%%
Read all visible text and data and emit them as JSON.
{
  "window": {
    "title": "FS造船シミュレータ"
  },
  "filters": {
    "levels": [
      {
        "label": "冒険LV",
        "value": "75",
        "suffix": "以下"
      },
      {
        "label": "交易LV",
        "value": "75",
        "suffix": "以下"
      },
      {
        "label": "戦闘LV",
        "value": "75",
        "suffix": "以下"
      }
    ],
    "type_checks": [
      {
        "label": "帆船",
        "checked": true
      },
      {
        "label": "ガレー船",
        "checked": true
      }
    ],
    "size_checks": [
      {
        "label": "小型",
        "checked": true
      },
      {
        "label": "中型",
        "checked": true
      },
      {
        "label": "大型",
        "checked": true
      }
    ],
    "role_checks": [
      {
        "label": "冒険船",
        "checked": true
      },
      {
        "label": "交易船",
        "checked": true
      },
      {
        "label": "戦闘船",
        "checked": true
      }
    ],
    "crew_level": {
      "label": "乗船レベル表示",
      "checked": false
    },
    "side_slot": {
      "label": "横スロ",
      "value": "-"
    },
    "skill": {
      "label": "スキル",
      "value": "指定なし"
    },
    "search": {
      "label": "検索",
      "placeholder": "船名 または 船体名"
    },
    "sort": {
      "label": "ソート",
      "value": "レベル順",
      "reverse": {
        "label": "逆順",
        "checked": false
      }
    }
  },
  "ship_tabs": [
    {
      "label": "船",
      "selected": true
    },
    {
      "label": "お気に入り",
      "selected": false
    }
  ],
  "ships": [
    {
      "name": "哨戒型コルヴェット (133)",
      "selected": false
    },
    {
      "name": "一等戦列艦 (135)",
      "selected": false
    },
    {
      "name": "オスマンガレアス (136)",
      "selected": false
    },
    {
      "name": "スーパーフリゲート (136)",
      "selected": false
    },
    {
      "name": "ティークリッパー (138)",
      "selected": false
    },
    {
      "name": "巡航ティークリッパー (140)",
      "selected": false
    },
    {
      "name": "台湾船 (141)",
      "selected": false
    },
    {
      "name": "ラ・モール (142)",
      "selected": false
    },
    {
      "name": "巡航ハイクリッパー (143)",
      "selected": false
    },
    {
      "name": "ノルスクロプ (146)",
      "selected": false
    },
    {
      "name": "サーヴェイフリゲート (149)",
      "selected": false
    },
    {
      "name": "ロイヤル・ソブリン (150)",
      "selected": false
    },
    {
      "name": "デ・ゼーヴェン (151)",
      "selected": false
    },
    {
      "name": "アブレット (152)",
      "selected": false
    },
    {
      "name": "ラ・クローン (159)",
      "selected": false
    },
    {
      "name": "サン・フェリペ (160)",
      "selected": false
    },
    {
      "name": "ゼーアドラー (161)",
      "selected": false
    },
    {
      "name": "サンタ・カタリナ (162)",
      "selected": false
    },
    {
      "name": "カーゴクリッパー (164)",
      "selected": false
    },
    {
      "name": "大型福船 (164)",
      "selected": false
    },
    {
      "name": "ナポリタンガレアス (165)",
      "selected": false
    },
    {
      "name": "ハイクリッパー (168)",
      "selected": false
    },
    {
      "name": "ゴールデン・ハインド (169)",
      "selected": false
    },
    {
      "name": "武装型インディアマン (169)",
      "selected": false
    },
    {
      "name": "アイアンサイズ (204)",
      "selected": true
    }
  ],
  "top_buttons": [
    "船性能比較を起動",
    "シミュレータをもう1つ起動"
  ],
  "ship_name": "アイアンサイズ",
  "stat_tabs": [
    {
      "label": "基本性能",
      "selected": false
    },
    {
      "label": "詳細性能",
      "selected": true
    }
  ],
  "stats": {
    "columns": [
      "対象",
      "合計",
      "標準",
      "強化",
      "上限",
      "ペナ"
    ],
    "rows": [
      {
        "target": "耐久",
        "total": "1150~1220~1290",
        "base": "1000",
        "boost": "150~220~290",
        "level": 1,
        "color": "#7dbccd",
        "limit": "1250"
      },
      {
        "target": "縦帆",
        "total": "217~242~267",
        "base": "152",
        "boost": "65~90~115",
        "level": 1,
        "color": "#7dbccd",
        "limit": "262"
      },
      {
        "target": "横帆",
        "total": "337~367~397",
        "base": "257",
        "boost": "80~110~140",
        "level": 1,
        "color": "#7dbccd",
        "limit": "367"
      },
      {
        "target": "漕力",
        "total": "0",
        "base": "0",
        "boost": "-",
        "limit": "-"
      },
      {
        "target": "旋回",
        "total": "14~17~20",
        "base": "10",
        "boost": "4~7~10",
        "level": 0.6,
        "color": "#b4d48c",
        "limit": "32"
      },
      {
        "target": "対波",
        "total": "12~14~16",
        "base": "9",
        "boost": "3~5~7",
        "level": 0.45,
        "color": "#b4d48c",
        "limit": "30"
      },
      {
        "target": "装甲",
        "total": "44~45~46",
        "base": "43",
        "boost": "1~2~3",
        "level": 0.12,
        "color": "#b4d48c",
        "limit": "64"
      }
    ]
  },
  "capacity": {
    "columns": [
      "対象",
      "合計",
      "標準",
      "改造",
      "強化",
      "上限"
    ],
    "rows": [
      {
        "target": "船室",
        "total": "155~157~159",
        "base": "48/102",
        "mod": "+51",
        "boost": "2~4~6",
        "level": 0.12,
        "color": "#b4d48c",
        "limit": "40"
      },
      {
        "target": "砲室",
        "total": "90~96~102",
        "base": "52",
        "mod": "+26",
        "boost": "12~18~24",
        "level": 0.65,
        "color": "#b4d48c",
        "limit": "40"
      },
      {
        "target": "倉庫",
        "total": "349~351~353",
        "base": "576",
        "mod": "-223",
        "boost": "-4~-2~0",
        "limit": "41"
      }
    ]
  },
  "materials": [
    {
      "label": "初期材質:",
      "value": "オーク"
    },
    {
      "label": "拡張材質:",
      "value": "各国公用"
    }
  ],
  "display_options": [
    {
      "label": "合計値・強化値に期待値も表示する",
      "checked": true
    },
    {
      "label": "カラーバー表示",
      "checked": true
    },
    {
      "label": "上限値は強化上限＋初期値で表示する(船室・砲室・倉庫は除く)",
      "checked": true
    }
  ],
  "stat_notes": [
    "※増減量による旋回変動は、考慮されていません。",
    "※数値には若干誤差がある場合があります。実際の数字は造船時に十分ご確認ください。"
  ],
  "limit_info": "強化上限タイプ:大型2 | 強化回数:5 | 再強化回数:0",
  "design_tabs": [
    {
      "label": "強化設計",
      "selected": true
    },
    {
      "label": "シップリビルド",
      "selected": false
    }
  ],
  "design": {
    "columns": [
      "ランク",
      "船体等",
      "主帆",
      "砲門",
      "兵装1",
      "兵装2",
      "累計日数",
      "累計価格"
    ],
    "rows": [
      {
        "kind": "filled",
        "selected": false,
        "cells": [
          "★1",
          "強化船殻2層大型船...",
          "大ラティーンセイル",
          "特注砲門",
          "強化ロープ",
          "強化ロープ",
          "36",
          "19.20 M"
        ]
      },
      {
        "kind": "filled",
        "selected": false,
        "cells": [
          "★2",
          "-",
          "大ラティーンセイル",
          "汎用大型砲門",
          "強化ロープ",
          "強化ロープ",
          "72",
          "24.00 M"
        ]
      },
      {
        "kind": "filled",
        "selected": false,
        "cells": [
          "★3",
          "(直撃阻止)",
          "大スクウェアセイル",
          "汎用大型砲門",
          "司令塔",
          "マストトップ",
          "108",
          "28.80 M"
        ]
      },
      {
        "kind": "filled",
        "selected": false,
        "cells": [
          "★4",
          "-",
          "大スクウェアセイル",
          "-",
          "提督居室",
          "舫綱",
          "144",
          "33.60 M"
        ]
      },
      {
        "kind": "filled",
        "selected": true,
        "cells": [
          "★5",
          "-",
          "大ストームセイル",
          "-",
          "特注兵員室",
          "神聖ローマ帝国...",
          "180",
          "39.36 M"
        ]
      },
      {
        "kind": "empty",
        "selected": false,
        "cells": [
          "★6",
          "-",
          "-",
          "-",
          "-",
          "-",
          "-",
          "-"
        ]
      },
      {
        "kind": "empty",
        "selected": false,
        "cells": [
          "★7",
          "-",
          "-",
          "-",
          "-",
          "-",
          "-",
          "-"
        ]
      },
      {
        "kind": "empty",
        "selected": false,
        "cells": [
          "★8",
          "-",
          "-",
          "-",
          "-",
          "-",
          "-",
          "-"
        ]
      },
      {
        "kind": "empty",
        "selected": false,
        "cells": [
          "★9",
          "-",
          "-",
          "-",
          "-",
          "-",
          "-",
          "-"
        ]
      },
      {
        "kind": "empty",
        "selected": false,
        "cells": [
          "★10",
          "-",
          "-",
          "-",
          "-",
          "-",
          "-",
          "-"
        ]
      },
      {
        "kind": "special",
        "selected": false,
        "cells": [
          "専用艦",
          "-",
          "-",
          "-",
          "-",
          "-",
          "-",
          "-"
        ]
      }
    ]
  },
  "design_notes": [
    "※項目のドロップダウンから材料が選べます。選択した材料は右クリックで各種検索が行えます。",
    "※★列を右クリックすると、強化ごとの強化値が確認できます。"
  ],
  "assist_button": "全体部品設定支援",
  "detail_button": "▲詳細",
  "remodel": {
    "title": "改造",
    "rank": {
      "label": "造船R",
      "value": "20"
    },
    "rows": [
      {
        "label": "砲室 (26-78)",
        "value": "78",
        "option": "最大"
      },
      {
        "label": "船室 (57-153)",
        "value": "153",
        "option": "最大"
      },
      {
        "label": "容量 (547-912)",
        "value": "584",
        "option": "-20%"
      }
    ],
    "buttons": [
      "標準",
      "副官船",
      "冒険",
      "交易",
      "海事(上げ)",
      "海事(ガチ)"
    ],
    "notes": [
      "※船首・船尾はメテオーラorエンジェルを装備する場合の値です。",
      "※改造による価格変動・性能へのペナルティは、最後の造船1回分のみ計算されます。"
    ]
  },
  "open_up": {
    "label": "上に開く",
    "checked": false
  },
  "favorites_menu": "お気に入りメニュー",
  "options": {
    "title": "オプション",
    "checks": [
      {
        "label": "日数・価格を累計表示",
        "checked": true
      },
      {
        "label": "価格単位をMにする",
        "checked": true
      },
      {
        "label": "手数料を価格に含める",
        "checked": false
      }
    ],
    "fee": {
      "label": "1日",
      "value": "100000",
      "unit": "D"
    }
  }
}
%%
Identify all lines where the word "total" shows up. Copy them.

        "total": "1150~1220~1290",
        "total": "217~242~267",
        "total": "337~367~397",
        "total": "0",
        "total": "14~17~20",
        "total": "12~14~16",
        "total": "44~45~46",
        "total": "155~157~159",
        "total": "90~96~102",
        "total": "349~351~353",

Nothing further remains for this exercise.